[Dataset listings of figures]
--------
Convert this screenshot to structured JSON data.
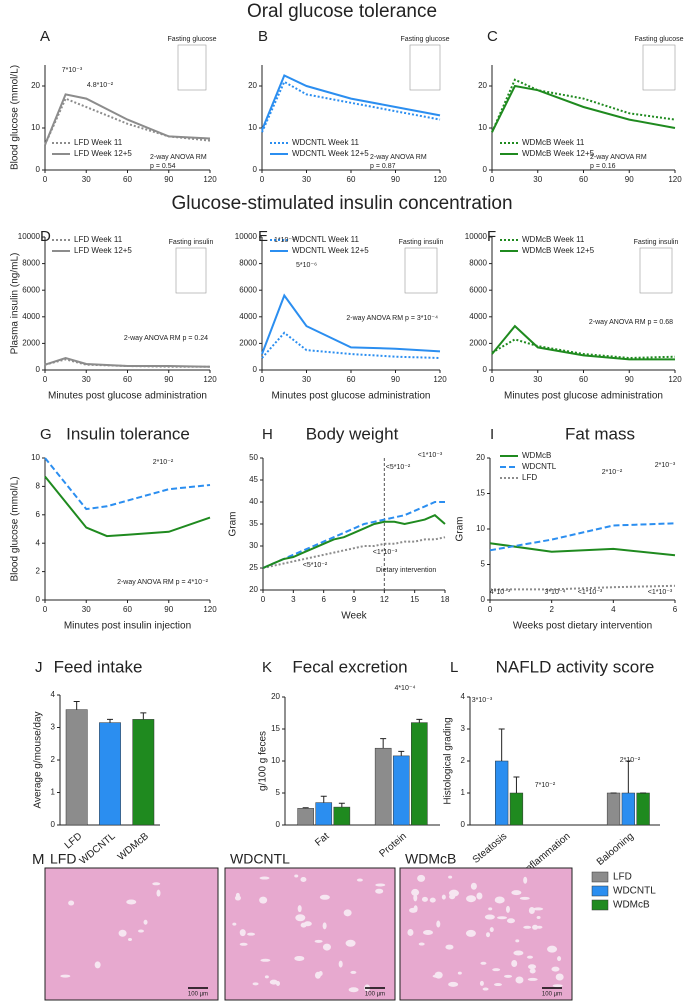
{
  "headings": [
    "Oral glucose tolerance",
    "Glucose-stimulated insulin concentration"
  ],
  "chart_data": [
    {
      "type": "line",
      "panel": "A",
      "ylabel": "Blood glucose (mmol/L)",
      "inset_title": "Fasting glucose",
      "x": [
        0,
        15,
        30,
        60,
        90,
        120
      ],
      "xlim": [
        0,
        120
      ],
      "xticks": [
        0,
        30,
        60,
        90,
        120
      ],
      "ylim": [
        0,
        25
      ],
      "yticks": [
        0,
        10,
        20
      ],
      "series": [
        {
          "name": "LFD Week 11",
          "color": "#8c8c8c",
          "dash": "dotted",
          "values": [
            6,
            17,
            15,
            11,
            8,
            7
          ]
        },
        {
          "name": "LFD Week 12+5",
          "color": "#8c8c8c",
          "dash": "solid",
          "values": [
            6,
            18,
            17,
            12,
            8,
            7.5
          ]
        }
      ],
      "annotations": [
        "7*10⁻³",
        "4.8*10⁻²",
        "2-way ANOVA RM",
        "p = 0.54"
      ]
    },
    {
      "type": "line",
      "panel": "B",
      "inset_title": "Fasting glucose",
      "x": [
        0,
        15,
        30,
        60,
        90,
        120
      ],
      "xlim": [
        0,
        120
      ],
      "xticks": [
        0,
        30,
        60,
        90,
        120
      ],
      "ylim": [
        0,
        25
      ],
      "yticks": [
        0,
        10,
        20
      ],
      "series": [
        {
          "name": "WDCNTL Week 11",
          "color": "#2b8ef0",
          "dash": "dotted",
          "values": [
            9,
            21,
            18,
            16,
            14,
            12
          ]
        },
        {
          "name": "WDCNTL Week 12+5",
          "color": "#2b8ef0",
          "dash": "solid",
          "values": [
            9.5,
            22.5,
            20,
            17,
            15,
            13
          ]
        }
      ],
      "annotations": [
        "2-way ANOVA RM",
        "p = 0.87"
      ]
    },
    {
      "type": "line",
      "panel": "C",
      "inset_title": "Fasting glucose",
      "x": [
        0,
        15,
        30,
        60,
        90,
        120
      ],
      "xlim": [
        0,
        120
      ],
      "xticks": [
        0,
        30,
        60,
        90,
        120
      ],
      "ylim": [
        0,
        25
      ],
      "yticks": [
        0,
        10,
        20
      ],
      "series": [
        {
          "name": "WDMcB Week 11",
          "color": "#1f8a1f",
          "dash": "dotted",
          "values": [
            9,
            21.5,
            19,
            17,
            13.5,
            12
          ]
        },
        {
          "name": "WDMcB Week 12+5",
          "color": "#1f8a1f",
          "dash": "solid",
          "values": [
            9,
            20,
            19,
            15,
            12,
            10
          ]
        }
      ],
      "annotations": [
        "2-way ANOVA RM",
        "p = 0.16"
      ]
    },
    {
      "type": "line",
      "panel": "D",
      "ylabel": "Plasma insulin (ng/mL)",
      "xlabel": "Minutes post glucose administration",
      "inset_title": "Fasting insulin",
      "x": [
        0,
        15,
        30,
        60,
        90,
        120
      ],
      "xlim": [
        0,
        120
      ],
      "xticks": [
        0,
        30,
        60,
        90,
        120
      ],
      "ylim": [
        0,
        10000
      ],
      "yticks": [
        0,
        2000,
        4000,
        6000,
        8000,
        10000
      ],
      "series": [
        {
          "name": "LFD Week 11",
          "color": "#8c8c8c",
          "dash": "dotted",
          "values": [
            400,
            800,
            400,
            300,
            250,
            250
          ]
        },
        {
          "name": "LFD Week 12+5",
          "color": "#8c8c8c",
          "dash": "solid",
          "values": [
            400,
            900,
            450,
            300,
            300,
            250
          ]
        }
      ],
      "annotations": [
        "2-way ANOVA RM p = 0.24"
      ]
    },
    {
      "type": "line",
      "panel": "E",
      "xlabel": "Minutes post glucose administration",
      "inset_title": "Fasting insulin",
      "x": [
        0,
        15,
        30,
        60,
        90,
        120
      ],
      "xlim": [
        0,
        120
      ],
      "xticks": [
        0,
        30,
        60,
        90,
        120
      ],
      "ylim": [
        0,
        10000
      ],
      "yticks": [
        0,
        2000,
        4000,
        6000,
        8000,
        10000
      ],
      "series": [
        {
          "name": "WDCNTL Week 11",
          "color": "#2b8ef0",
          "dash": "dotted",
          "values": [
            900,
            2800,
            1500,
            1200,
            1000,
            900
          ]
        },
        {
          "name": "WDCNTL Week 12+5",
          "color": "#2b8ef0",
          "dash": "solid",
          "values": [
            1200,
            5600,
            3300,
            1700,
            1600,
            1400
          ]
        }
      ],
      "annotations": [
        "1*10⁻¹⁰",
        "5*10⁻⁶",
        "2-way ANOVA RM p = 3*10⁻⁴"
      ]
    },
    {
      "type": "line",
      "panel": "F",
      "xlabel": "Minutes post glucose administration",
      "inset_title": "Fasting insulin",
      "x": [
        0,
        15,
        30,
        60,
        90,
        120
      ],
      "xlim": [
        0,
        120
      ],
      "xticks": [
        0,
        30,
        60,
        90,
        120
      ],
      "ylim": [
        0,
        10000
      ],
      "yticks": [
        0,
        2000,
        4000,
        6000,
        8000,
        10000
      ],
      "series": [
        {
          "name": "WDMcB Week 11",
          "color": "#1f8a1f",
          "dash": "dotted",
          "values": [
            1300,
            2300,
            1800,
            1200,
            900,
            1000
          ]
        },
        {
          "name": "WDMcB Week 12+5",
          "color": "#1f8a1f",
          "dash": "solid",
          "values": [
            1200,
            3300,
            1700,
            1100,
            800,
            800
          ]
        }
      ],
      "annotations": [
        "2-way ANOVA RM p = 0.68"
      ]
    },
    {
      "type": "line",
      "panel": "G",
      "title": "Insulin tolerance",
      "ylabel": "Blood glucose (mmol/L)",
      "xlabel": "Minutes post insulin injection",
      "x": [
        0,
        30,
        45,
        60,
        90,
        120
      ],
      "xlim": [
        0,
        120
      ],
      "xticks": [
        0,
        30,
        60,
        90,
        120
      ],
      "ylim": [
        0,
        10
      ],
      "yticks": [
        0,
        2,
        4,
        6,
        8,
        10
      ],
      "series": [
        {
          "color": "#2b8ef0",
          "dash": "dashed",
          "values": [
            10,
            6.4,
            6.6,
            7,
            7.8,
            8.1
          ]
        },
        {
          "color": "#1f8a1f",
          "dash": "solid",
          "values": [
            8.7,
            5.1,
            4.5,
            4.6,
            4.8,
            5.8
          ]
        }
      ],
      "annotations": [
        "2*10⁻²",
        "2-way ANOVA RM p = 4*10⁻²"
      ]
    },
    {
      "type": "line",
      "panel": "H",
      "title": "Body weight",
      "ylabel": "Gram",
      "xlabel": "Week",
      "x": [
        0,
        1,
        2,
        3,
        4,
        5,
        6,
        7,
        8,
        9,
        10,
        11,
        12,
        13,
        14,
        15,
        16,
        17,
        18
      ],
      "xlim": [
        0,
        18
      ],
      "xticks": [
        0,
        3,
        6,
        9,
        12,
        15,
        18
      ],
      "ylim": [
        20,
        50
      ],
      "yticks": [
        20,
        25,
        30,
        35,
        40,
        45,
        50
      ],
      "vline": 12,
      "series": [
        {
          "color": "#8c8c8c",
          "dash": "dotted",
          "values": [
            25,
            25.5,
            26,
            26.5,
            27,
            27.5,
            28,
            28.5,
            29,
            29.5,
            30,
            30,
            30.5,
            30.5,
            31,
            31,
            31.5,
            31.5,
            32
          ]
        },
        {
          "color": "#2b8ef0",
          "dash": "dashed",
          "values": [
            25,
            26,
            27,
            28,
            29,
            30,
            31,
            32,
            33,
            34,
            35,
            35.5,
            36,
            36.5,
            37,
            38,
            39,
            40,
            40
          ]
        },
        {
          "color": "#1f8a1f",
          "dash": "solid",
          "values": [
            25,
            26,
            27,
            27.5,
            28.5,
            29.5,
            30.5,
            31.5,
            32,
            33,
            34,
            35,
            35.5,
            35.5,
            35,
            35.5,
            36,
            37,
            35
          ]
        }
      ],
      "annotations": [
        "<1*10⁻³",
        "<5*10⁻²",
        "<5*10⁻²",
        "<1*10⁻³",
        "Dietary intervention"
      ]
    },
    {
      "type": "line",
      "panel": "I",
      "title": "Fat mass",
      "ylabel": "Gram",
      "xlabel": "Weeks post dietary intervention",
      "x": [
        0,
        2,
        4,
        6
      ],
      "xlim": [
        0,
        6
      ],
      "xticks": [
        0,
        2,
        4,
        6
      ],
      "ylim": [
        0,
        20
      ],
      "yticks": [
        0,
        5,
        10,
        15,
        20
      ],
      "series": [
        {
          "name": "WDMcB",
          "color": "#1f8a1f",
          "dash": "solid",
          "values": [
            8,
            6.8,
            7.2,
            6.3
          ]
        },
        {
          "name": "WDCNTL",
          "color": "#2b8ef0",
          "dash": "dashed",
          "values": [
            7,
            8.5,
            10.5,
            10.8
          ]
        },
        {
          "name": "LFD",
          "color": "#8c8c8c",
          "dash": "dotted",
          "values": [
            1.5,
            1.5,
            1.8,
            2
          ]
        }
      ],
      "annotations": [
        "2*10⁻²",
        "2*10⁻³",
        "4*10⁻³",
        "3*10⁻⁴",
        "<1*10⁻³",
        "<1*10⁻³"
      ]
    },
    {
      "type": "bar",
      "panel": "J",
      "title": "Feed intake",
      "ylabel": "Average g/mouse/day",
      "categories": [
        "LFD",
        "WDCNTL",
        "WDMcB"
      ],
      "values": [
        3.55,
        3.15,
        3.25
      ],
      "errors": [
        0.25,
        0.1,
        0.2
      ],
      "colors": [
        "#8c8c8c",
        "#2b8ef0",
        "#1f8a1f"
      ],
      "ylim": [
        0,
        4
      ],
      "yticks": [
        0,
        1,
        2,
        3,
        4
      ]
    },
    {
      "type": "bar",
      "panel": "K",
      "title": "Fecal excretion",
      "ylabel": "g/100 g feces",
      "categories": [
        "Fat",
        "Protein"
      ],
      "ylim": [
        0,
        20
      ],
      "yticks": [
        0,
        5,
        10,
        15,
        20
      ],
      "series": [
        {
          "color": "#8c8c8c",
          "values": [
            2.6,
            12
          ],
          "errors": [
            0.1,
            1.5
          ]
        },
        {
          "color": "#2b8ef0",
          "values": [
            3.5,
            10.8
          ],
          "errors": [
            1,
            0.7
          ]
        },
        {
          "color": "#1f8a1f",
          "values": [
            2.8,
            16
          ],
          "errors": [
            0.6,
            0.5
          ]
        }
      ],
      "annotations": [
        "4*10⁻⁴"
      ]
    },
    {
      "type": "bar",
      "panel": "L",
      "title": "NAFLD activity score",
      "ylabel": "Histological grading",
      "categories": [
        "Steatosis",
        "Inflammation",
        "Balooning"
      ],
      "ylim": [
        0,
        4
      ],
      "yticks": [
        0,
        1,
        2,
        3,
        4
      ],
      "series": [
        {
          "name": "LFD",
          "color": "#8c8c8c",
          "values": [
            0,
            0,
            1
          ],
          "errors": [
            0,
            0,
            0
          ]
        },
        {
          "name": "WDCNTL",
          "color": "#2b8ef0",
          "values": [
            2,
            0,
            1
          ],
          "errors": [
            1,
            0,
            1
          ]
        },
        {
          "name": "WDMcB",
          "color": "#1f8a1f",
          "values": [
            1,
            0,
            1
          ],
          "errors": [
            0.5,
            0,
            0
          ]
        }
      ],
      "annotations": [
        "3*10⁻³",
        "7*10⁻²",
        "2*10⁻²"
      ]
    }
  ],
  "histology": {
    "panel": "M",
    "labels": [
      "LFD",
      "WDCNTL",
      "WDMcB"
    ],
    "scale_bar": "100 µm"
  }
}
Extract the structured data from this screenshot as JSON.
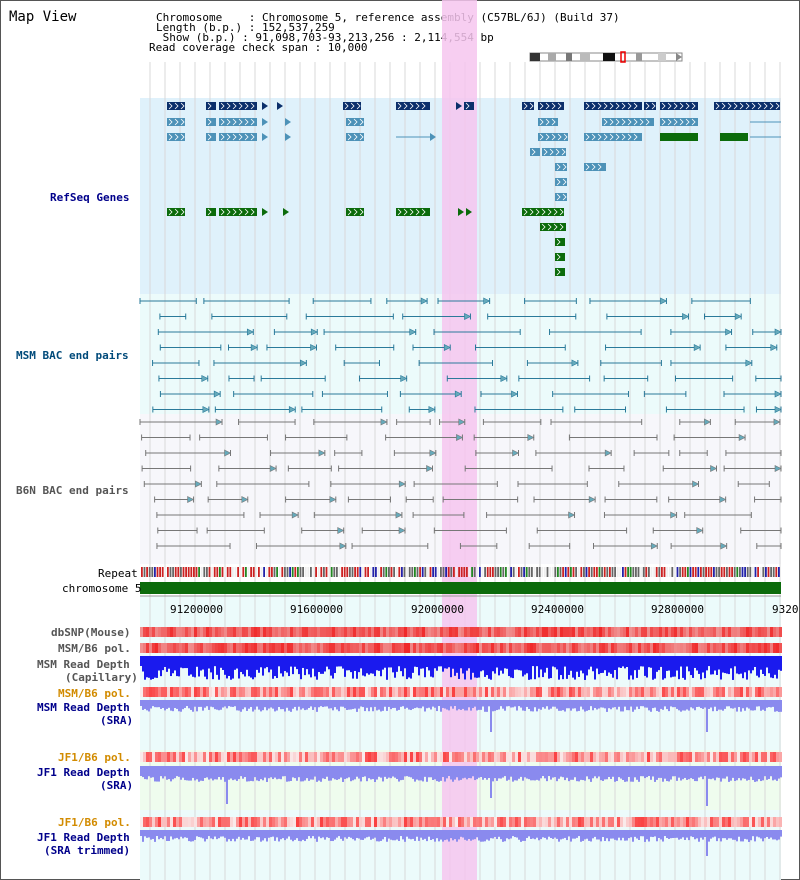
{
  "header": {
    "title": "Map View",
    "chromosome_line": "Chromosome    : Chromosome 5, reference assembly (C57BL/6J) (Build 37)",
    "length_line": "Length (b.p.) : 152,537,259",
    "show_line": " Show (b.p.) : 91,098,703-93,213,256 : 2,114,554 bp",
    "coverage_line": "Read coverage check span : 10,000"
  },
  "tracks": {
    "refseq": "RefSeq Genes",
    "msm_bac": "MSM BAC end pairs",
    "b6n_bac": "B6N BAC end pairs",
    "repeat": "Repeat",
    "chromosome": "chromosome 5",
    "dbsnp": "dbSNP(Mouse)",
    "msm_b6_pol_1": "MSM/B6 pol.",
    "msm_read_depth_cap": "MSM Read Depth",
    "msm_read_depth_cap_sub": "(Capillary)",
    "msm_b6_pol_2": "MSM/B6 pol.",
    "msm_read_depth_sra": "MSM Read Depth",
    "msm_read_depth_sra_sub": "(SRA)",
    "jf1_b6_pol_1": "JF1/B6 pol.",
    "jf1_read_depth_sra": "JF1 Read Depth",
    "jf1_read_depth_sra_sub": "(SRA)",
    "jf1_b6_pol_2": "JF1/B6 pol.",
    "jf1_read_depth_trim": "JF1 Read Depth",
    "jf1_read_depth_trim_sub": "(SRA trimmed)"
  },
  "axis": {
    "ticks": [
      "91200000",
      "91600000",
      "92000000",
      "92400000",
      "92800000",
      "9320"
    ]
  },
  "colors": {
    "refseq_bg": "#dff1fb",
    "msm_bac_bg": "#ecfbfb",
    "b6n_bac_bg": "#f7f7fb",
    "highlight": "#f6c6ee",
    "gene_dark": "#0b2f6b",
    "gene_mid": "#4d92b8",
    "gene_green": "#0b6b0b",
    "chromosome_bar": "#0b6b0b",
    "depth_blue": "#1a1aee",
    "depth_light": "#8a8aee"
  }
}
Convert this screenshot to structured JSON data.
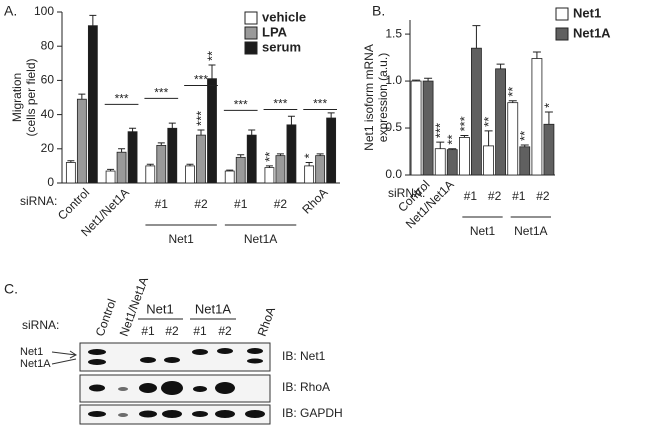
{
  "chart_data": [
    {
      "type": "bar",
      "panel": "A.",
      "y_label": [
        "Migration",
        "(cells per field)"
      ],
      "x_prefix": "siRNA:",
      "categories": [
        "Control",
        "Net1/Net1A",
        "#1",
        "#2",
        "#1",
        "#2",
        "RhoA"
      ],
      "category_groups": [
        null,
        null,
        "Net1",
        "Net1",
        "Net1A",
        "Net1A",
        null
      ],
      "bracket_significance": [
        null,
        "***",
        "***",
        "***",
        "***",
        "***",
        "***"
      ],
      "series": [
        {
          "name": "vehicle",
          "color": "#ffffff",
          "values": [
            12,
            7,
            10,
            10,
            7,
            9,
            10
          ],
          "errors": [
            1,
            1,
            1,
            1,
            0.5,
            1,
            2
          ],
          "significance": [
            null,
            null,
            null,
            null,
            null,
            "**",
            "*"
          ]
        },
        {
          "name": "LPA",
          "color": "#9a9a9a",
          "values": [
            49,
            18,
            22,
            28,
            15,
            16,
            16
          ],
          "errors": [
            3,
            2,
            1.5,
            3,
            1.5,
            1,
            1
          ],
          "significance": [
            null,
            null,
            null,
            "***",
            null,
            null,
            null
          ]
        },
        {
          "name": "serum",
          "color": "#1c1c1c",
          "values": [
            92,
            30,
            32,
            61,
            28,
            34,
            38
          ],
          "errors": [
            6,
            2,
            3,
            8,
            3,
            5,
            3
          ],
          "significance": [
            null,
            null,
            null,
            "**",
            null,
            null,
            null
          ]
        }
      ],
      "ylim": [
        0,
        100
      ],
      "yticks": [
        0,
        20,
        40,
        60,
        80,
        100
      ]
    },
    {
      "type": "bar",
      "panel": "B.",
      "y_label": [
        "Net1 isoform mRNA",
        "expression (a.u.)"
      ],
      "x_prefix": "siRNA:",
      "categories": [
        "Control",
        "Net1/Net1A",
        "#1",
        "#2",
        "#1",
        "#2"
      ],
      "category_groups": [
        null,
        null,
        "Net1",
        "Net1",
        "Net1A",
        "Net1A"
      ],
      "series": [
        {
          "name": "Net1",
          "color": "#ffffff",
          "values": [
            1.0,
            0.28,
            0.4,
            0.31,
            0.77,
            1.24
          ],
          "errors": [
            0.01,
            0.07,
            0.02,
            0.16,
            0.02,
            0.07
          ],
          "significance": [
            null,
            "***",
            "***",
            "**",
            "**",
            null
          ]
        },
        {
          "name": "Net1A",
          "color": "#606060",
          "values": [
            1.0,
            0.27,
            1.35,
            1.13,
            0.3,
            0.54
          ],
          "errors": [
            0.03,
            0.01,
            0.24,
            0.05,
            0.02,
            0.13
          ],
          "significance": [
            null,
            "**",
            null,
            null,
            "**",
            "*"
          ]
        }
      ],
      "ylim": [
        0,
        1.65
      ],
      "yticks": [
        {
          "value": 0,
          "label": "0.0"
        },
        0.5,
        {
          "value": 1,
          "label": "1.0"
        },
        1.5
      ]
    }
  ],
  "blot": {
    "panel": "C.",
    "prefix": "siRNA:",
    "lanes": [
      "Control",
      "Net1/Net1A",
      "#1",
      "#2",
      "#1",
      "#2",
      "RhoA"
    ],
    "groups": [
      "Net1",
      "Net1A"
    ],
    "band_labels": [
      "Net1",
      "Net1A"
    ],
    "rows": [
      "IB: Net1",
      "IB: RhoA",
      "IB: GAPDH"
    ]
  }
}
--------
* ASSIGNMENT *
Count how many lines above include the word "ylabel" and answer with that figure only.

* COMPLETED EXERCISE *
8